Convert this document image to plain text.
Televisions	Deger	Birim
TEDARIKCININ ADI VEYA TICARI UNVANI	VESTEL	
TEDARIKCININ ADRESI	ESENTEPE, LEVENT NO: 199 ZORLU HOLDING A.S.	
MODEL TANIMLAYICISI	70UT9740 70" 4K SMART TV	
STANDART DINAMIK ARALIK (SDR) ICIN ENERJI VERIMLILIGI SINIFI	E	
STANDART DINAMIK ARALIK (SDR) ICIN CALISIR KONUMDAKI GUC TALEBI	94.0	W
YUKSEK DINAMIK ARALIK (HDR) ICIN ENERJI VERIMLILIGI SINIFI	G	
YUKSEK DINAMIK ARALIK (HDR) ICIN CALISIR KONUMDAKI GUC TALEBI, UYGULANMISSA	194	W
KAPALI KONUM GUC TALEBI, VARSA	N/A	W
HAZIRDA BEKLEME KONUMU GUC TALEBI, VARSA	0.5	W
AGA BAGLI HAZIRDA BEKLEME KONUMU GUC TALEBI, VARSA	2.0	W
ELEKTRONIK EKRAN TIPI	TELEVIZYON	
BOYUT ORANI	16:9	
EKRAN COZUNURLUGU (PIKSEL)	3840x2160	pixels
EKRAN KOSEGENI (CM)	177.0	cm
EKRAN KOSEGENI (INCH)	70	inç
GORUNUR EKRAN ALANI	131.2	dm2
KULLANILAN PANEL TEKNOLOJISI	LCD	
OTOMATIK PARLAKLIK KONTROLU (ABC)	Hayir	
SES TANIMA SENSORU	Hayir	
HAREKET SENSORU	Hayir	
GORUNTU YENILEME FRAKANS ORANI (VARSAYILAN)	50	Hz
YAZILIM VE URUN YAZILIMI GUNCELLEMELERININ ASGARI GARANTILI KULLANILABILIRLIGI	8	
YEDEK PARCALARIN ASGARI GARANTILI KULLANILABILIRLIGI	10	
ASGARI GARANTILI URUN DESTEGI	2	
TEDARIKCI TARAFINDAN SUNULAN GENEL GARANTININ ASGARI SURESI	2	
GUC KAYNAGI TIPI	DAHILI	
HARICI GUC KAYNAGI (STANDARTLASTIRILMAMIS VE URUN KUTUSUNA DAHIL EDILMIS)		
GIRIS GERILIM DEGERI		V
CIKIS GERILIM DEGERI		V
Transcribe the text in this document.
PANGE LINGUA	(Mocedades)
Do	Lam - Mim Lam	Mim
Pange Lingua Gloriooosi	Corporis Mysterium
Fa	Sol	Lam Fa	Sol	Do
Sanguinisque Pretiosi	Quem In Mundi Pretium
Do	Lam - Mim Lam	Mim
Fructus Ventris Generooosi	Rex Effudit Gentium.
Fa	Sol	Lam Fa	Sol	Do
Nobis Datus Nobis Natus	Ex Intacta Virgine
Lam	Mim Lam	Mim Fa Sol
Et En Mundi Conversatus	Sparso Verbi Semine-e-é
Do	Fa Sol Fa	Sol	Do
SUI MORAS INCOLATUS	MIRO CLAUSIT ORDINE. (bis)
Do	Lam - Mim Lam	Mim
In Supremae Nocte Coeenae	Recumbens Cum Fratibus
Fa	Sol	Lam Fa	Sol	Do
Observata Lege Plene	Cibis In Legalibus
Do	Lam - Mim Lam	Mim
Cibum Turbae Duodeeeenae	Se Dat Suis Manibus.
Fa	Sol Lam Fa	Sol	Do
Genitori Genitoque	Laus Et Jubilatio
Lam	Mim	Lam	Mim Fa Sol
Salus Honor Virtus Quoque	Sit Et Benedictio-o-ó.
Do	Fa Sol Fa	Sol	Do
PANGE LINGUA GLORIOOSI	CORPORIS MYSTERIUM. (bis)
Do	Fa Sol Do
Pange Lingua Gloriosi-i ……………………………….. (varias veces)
※
GIVEN TASK
Make an exact copy of the records.

EXERCISE SOLUTION
Convert this document image to plain text.
Televisions	Deger	Birim
TEDARIKCININ ADI VEYA TICARI UNVANI	VESTEL	
TEDARIKCININ ADRESI	ESENTEPE, LEVENT NO: 199 ZORLU HOLDING A.S.	
MODEL TANIMLAYICISI	70UT9740 70" 4K SMART TV	
STANDART DINAMIK ARALIK (SDR) ICIN ENERJI VERIMLILIGI SINIFI	E	
STANDART DINAMIK ARALIK (SDR) ICIN CALISIR KONUMDAKI GUC TALEBI	94.0	W
YUKSEK DINAMIK ARALIK (HDR) ICIN ENERJI VERIMLILIGI SINIFI	G	
YUKSEK DINAMIK ARALIK (HDR) ICIN CALISIR KONUMDAKI GUC TALEBI, UYGULANMISSA	194	W
KAPALI KONUM GUC TALEBI, VARSA	N/A	W
HAZIRDA BEKLEME KONUMU GUC TALEBI, VARSA	0.5	W
AGA BAGLI HAZIRDA BEKLEME KONUMU GUC TALEBI, VARSA	2.0	W
ELEKTRONIK EKRAN TIPI	TELEVIZYON	
BOYUT ORANI	16:9	
EKRAN COZUNURLUGU (PIKSEL)	3840x2160	pixels
EKRAN KOSEGENI (CM)	177.0	cm
EKRAN KOSEGENI (INCH)	70	inç
GORUNUR EKRAN ALANI	131.2	dm2
KULLANILAN PANEL TEKNOLOJISI	LCD	
OTOMATIK PARLAKLIK KONTROLU (ABC)	Hayir	
SES TANIMA SENSORU	Hayir	
HAREKET SENSORU	Hayir	
GORUNTU YENILEME FRAKANS ORANI (VARSAYILAN)	50	Hz
YAZILIM VE URUN YAZILIMI GUNCELLEMELERININ ASGARI GARANTILI KULLANILABILIRLIGI	8	
YEDEK PARCALARIN ASGARI GARANTILI KULLANILABILIRLIGI	10	
ASGARI GARANTILI URUN DESTEGI	2	
TEDARIKCI TARAFINDAN SUNULAN GENEL GARANTININ ASGARI SURESI	2	
GUC KAYNAGI TIPI	DAHILI	
HARICI GUC KAYNAGI (STANDARTLASTIRILMAMIS VE URUN KUTUSUNA DAHIL EDILMIS)		
GIRIS GERILIM DEGERI		V
CIKIS GERILIM DEGERI		V
Transcribe the text in this document.
PANGE LINGUA	(Mocedades)
Do	Lam - Mim Lam	Mim
Pange Lingua Gloriooosi	Corporis Mysterium
Fa	Sol	Lam Fa	Sol	Do
Sanguinisque Pretiosi	Quem In Mundi Pretium
Do	Lam - Mim Lam	Mim
Fructus Ventris Generooosi	Rex Effudit Gentium.
Fa	Sol	Lam Fa	Sol	Do
Nobis Datus Nobis Natus	Ex Intacta Virgine
Lam	Mim Lam	Mim Fa Sol
Et En Mundi Conversatus	Sparso Verbi Semine-e-é
Do	Fa Sol Fa	Sol	Do
SUI MORAS INCOLATUS	MIRO CLAUSIT ORDINE. (bis)
Do	Lam - Mim Lam	Mim
In Supremae Nocte Coeenae	Recumbens Cum Fratibus
Fa	Sol	Lam Fa	Sol	Do
Observata Lege Plene	Cibis In Legalibus
Do	Lam - Mim Lam	Mim
Cibum Turbae Duodeeeenae	Se Dat Suis Manibus.
Fa	Sol Lam Fa	Sol	Do
Genitori Genitoque	Laus Et Jubilatio
Lam	Mim	Lam	Mim Fa Sol
Salus Honor Virtus Quoque	Sit Et Benedictio-o-ó.
Do	Fa Sol Fa	Sol	Do
PANGE LINGUA GLORIOOSI	CORPORIS MYSTERIUM. (bis)
Do	Fa Sol Do
Pange Lingua Gloriosi-i ……………………………….. (varias veces)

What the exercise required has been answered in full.